* [Aim of the exercise]: Would you output the whole listing below, exactly as it reads?

Stored entries:
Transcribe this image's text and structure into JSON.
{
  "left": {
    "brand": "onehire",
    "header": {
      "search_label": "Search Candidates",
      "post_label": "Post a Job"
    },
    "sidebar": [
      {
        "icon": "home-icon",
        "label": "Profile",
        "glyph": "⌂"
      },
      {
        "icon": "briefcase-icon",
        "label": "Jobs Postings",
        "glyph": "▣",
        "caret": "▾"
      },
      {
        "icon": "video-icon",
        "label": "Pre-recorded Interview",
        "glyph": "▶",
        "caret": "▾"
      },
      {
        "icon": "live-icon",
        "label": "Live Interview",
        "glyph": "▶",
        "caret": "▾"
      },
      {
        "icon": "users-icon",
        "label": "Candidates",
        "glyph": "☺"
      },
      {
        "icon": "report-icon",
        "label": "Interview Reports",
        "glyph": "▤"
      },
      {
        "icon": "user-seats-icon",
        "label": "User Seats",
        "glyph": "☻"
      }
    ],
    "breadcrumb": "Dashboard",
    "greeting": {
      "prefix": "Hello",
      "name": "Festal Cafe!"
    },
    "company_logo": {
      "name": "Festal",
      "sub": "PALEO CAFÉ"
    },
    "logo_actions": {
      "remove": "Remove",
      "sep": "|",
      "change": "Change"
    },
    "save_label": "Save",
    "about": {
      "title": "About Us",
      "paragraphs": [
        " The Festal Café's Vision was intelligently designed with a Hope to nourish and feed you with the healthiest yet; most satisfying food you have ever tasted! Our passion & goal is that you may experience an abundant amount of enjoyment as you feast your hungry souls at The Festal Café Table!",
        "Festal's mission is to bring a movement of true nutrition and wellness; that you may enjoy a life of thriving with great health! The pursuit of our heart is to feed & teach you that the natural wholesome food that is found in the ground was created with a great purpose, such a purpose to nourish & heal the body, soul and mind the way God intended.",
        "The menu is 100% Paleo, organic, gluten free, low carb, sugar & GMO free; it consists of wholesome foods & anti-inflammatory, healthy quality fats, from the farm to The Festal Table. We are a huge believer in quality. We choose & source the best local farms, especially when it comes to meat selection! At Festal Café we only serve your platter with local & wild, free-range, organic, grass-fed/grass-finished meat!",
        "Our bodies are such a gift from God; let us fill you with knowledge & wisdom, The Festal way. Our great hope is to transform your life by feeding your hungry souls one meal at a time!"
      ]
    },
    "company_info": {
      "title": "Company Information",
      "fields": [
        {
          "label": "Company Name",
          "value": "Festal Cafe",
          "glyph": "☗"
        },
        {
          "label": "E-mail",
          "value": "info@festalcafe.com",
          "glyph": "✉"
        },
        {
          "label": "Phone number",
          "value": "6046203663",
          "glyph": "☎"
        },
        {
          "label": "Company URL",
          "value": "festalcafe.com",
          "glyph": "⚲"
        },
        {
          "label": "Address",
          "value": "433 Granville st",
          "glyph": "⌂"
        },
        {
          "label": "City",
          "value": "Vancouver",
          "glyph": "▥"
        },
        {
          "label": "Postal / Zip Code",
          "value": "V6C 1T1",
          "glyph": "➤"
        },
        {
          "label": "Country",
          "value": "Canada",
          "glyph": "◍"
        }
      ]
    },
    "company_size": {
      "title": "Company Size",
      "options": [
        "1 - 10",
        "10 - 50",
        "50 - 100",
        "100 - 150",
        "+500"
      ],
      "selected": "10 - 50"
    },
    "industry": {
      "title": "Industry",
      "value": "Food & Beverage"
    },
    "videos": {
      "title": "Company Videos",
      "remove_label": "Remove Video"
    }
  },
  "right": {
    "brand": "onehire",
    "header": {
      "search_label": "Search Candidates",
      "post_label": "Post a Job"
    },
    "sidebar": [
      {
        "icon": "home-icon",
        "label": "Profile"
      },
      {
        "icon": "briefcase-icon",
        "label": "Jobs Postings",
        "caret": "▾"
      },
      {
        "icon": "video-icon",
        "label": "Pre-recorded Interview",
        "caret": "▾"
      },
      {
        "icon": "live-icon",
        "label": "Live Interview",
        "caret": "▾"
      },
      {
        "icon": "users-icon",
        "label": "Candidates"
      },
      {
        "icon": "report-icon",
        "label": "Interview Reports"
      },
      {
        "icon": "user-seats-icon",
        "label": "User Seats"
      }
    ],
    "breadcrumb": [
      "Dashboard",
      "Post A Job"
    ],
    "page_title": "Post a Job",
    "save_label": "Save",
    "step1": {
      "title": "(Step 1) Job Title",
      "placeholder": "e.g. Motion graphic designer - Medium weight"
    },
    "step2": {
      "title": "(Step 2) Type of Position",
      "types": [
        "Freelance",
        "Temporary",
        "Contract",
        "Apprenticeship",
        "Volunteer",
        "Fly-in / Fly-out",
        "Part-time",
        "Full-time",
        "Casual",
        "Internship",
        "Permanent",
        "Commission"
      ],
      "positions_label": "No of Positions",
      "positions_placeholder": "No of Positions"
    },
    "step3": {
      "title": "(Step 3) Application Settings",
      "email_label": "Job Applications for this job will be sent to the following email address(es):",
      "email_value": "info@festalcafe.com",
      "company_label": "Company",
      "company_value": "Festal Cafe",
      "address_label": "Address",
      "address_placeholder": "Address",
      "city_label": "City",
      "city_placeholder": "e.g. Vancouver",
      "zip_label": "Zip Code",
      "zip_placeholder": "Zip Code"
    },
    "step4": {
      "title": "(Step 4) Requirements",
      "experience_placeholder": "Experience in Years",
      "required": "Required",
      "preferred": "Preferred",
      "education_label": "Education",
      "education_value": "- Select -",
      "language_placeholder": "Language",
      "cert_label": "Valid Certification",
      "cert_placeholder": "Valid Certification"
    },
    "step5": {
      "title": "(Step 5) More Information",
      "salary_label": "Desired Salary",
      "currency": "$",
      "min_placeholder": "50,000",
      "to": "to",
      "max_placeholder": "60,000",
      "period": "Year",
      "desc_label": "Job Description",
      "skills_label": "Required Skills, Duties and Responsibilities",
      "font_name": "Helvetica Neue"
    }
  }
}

* [Output for this exercise]:
Transcribe this image's text and structure into JSON.
{
  "left": {
    "brand": "onehire",
    "header": {
      "search_label": "Search Candidates",
      "post_label": "Post a Job"
    },
    "sidebar": [
      {
        "icon": "home-icon",
        "label": "Profile",
        "glyph": "⌂"
      },
      {
        "icon": "briefcase-icon",
        "label": "Jobs Postings",
        "glyph": "▣",
        "caret": "▾"
      },
      {
        "icon": "video-icon",
        "label": "Pre-recorded Interview",
        "glyph": "▶",
        "caret": "▾"
      },
      {
        "icon": "live-icon",
        "label": "Live Interview",
        "glyph": "▶",
        "caret": "▾"
      },
      {
        "icon": "users-icon",
        "label": "Candidates",
        "glyph": "☺"
      },
      {
        "icon": "report-icon",
        "label": "Interview Reports",
        "glyph": "▤"
      },
      {
        "icon": "user-seats-icon",
        "label": "User Seats",
        "glyph": "☻"
      }
    ],
    "breadcrumb": "Dashboard",
    "greeting": {
      "prefix": "Hello",
      "name": "Festal Cafe!"
    },
    "company_logo": {
      "name": "Festal",
      "sub": "PALEO CAFÉ"
    },
    "logo_actions": {
      "remove": "Remove",
      "sep": "|",
      "change": "Change"
    },
    "save_label": "Save",
    "about": {
      "title": "About Us",
      "paragraphs": [
        " The Festal Café's Vision was intelligently designed with a Hope to nourish and feed you with the healthiest yet; most satisfying food you have ever tasted! Our passion & goal is that you may experience an abundant amount of enjoyment as you feast your hungry souls at The Festal Café Table!",
        "Festal's mission is to bring a movement of true nutrition and wellness; that you may enjoy a life of thriving with great health! The pursuit of our heart is to feed & teach you that the natural wholesome food that is found in the ground was created with a great purpose, such a purpose to nourish & heal the body, soul and mind the way God intended.",
        "The menu is 100% Paleo, organic, gluten free, low carb, sugar & GMO free; it consists of wholesome foods & anti-inflammatory, healthy quality fats, from the farm to The Festal Table. We are a huge believer in quality. We choose & source the best local farms, especially when it comes to meat selection! At Festal Café we only serve your platter with local & wild, free-range, organic, grass-fed/grass-finished meat!",
        "Our bodies are such a gift from God; let us fill you with knowledge & wisdom, The Festal way. Our great hope is to transform your life by feeding your hungry souls one meal at a time!"
      ]
    },
    "company_info": {
      "title": "Company Information",
      "fields": [
        {
          "label": "Company Name",
          "value": "Festal Cafe",
          "glyph": "☗"
        },
        {
          "label": "E-mail",
          "value": "info@festalcafe.com",
          "glyph": "✉"
        },
        {
          "label": "Phone number",
          "value": "6046203663",
          "glyph": "☎"
        },
        {
          "label": "Company URL",
          "value": "festalcafe.com",
          "glyph": "⚲"
        },
        {
          "label": "Address",
          "value": "433 Granville st",
          "glyph": "⌂"
        },
        {
          "label": "City",
          "value": "Vancouver",
          "glyph": "▥"
        },
        {
          "label": "Postal / Zip Code",
          "value": "V6C 1T1",
          "glyph": "➤"
        },
        {
          "label": "Country",
          "value": "Canada",
          "glyph": "◍"
        }
      ]
    },
    "company_size": {
      "title": "Company Size",
      "options": [
        "1 - 10",
        "10 - 50",
        "50 - 100",
        "100 - 150",
        "+500"
      ],
      "selected": "10 - 50"
    },
    "industry": {
      "title": "Industry",
      "value": "Food & Beverage"
    },
    "videos": {
      "title": "Company Videos",
      "remove_label": "Remove Video"
    }
  },
  "right": {
    "brand": "onehire",
    "header": {
      "search_label": "Search Candidates",
      "post_label": "Post a Job"
    },
    "sidebar": [
      {
        "icon": "home-icon",
        "label": "Profile"
      },
      {
        "icon": "briefcase-icon",
        "label": "Jobs Postings",
        "caret": "▾"
      },
      {
        "icon": "video-icon",
        "label": "Pre-recorded Interview",
        "caret": "▾"
      },
      {
        "icon": "live-icon",
        "label": "Live Interview",
        "caret": "▾"
      },
      {
        "icon": "users-icon",
        "label": "Candidates"
      },
      {
        "icon": "report-icon",
        "label": "Interview Reports"
      },
      {
        "icon": "user-seats-icon",
        "label": "User Seats"
      }
    ],
    "breadcrumb": [
      "Dashboard",
      "Post A Job"
    ],
    "page_title": "Post a Job",
    "save_label": "Save",
    "step1": {
      "title": "(Step 1) Job Title",
      "placeholder": "e.g. Motion graphic designer - Medium weight"
    },
    "step2": {
      "title": "(Step 2) Type of Position",
      "types": [
        "Freelance",
        "Temporary",
        "Contract",
        "Apprenticeship",
        "Volunteer",
        "Fly-in / Fly-out",
        "Part-time",
        "Full-time",
        "Casual",
        "Internship",
        "Permanent",
        "Commission"
      ],
      "positions_label": "No of Positions",
      "positions_placeholder": "No of Positions"
    },
    "step3": {
      "title": "(Step 3) Application Settings",
      "email_label": "Job Applications for this job will be sent to the following email address(es):",
      "email_value": "info@festalcafe.com",
      "company_label": "Company",
      "company_value": "Festal Cafe",
      "address_label": "Address",
      "address_placeholder": "Address",
      "city_label": "City",
      "city_placeholder": "e.g. Vancouver",
      "zip_label": "Zip Code",
      "zip_placeholder": "Zip Code"
    },
    "step4": {
      "title": "(Step 4) Requirements",
      "experience_placeholder": "Experience in Years",
      "required": "Required",
      "preferred": "Preferred",
      "education_label": "Education",
      "education_value": "- Select -",
      "language_placeholder": "Language",
      "cert_label": "Valid Certification",
      "cert_placeholder": "Valid Certification"
    },
    "step5": {
      "title": "(Step 5) More Information",
      "salary_label": "Desired Salary",
      "currency": "$",
      "min_placeholder": "50,000",
      "to": "to",
      "max_placeholder": "60,000",
      "period": "Year",
      "desc_label": "Job Description",
      "skills_label": "Required Skills, Duties and Responsibilities",
      "font_name": "Helvetica Neue"
    }
  }
}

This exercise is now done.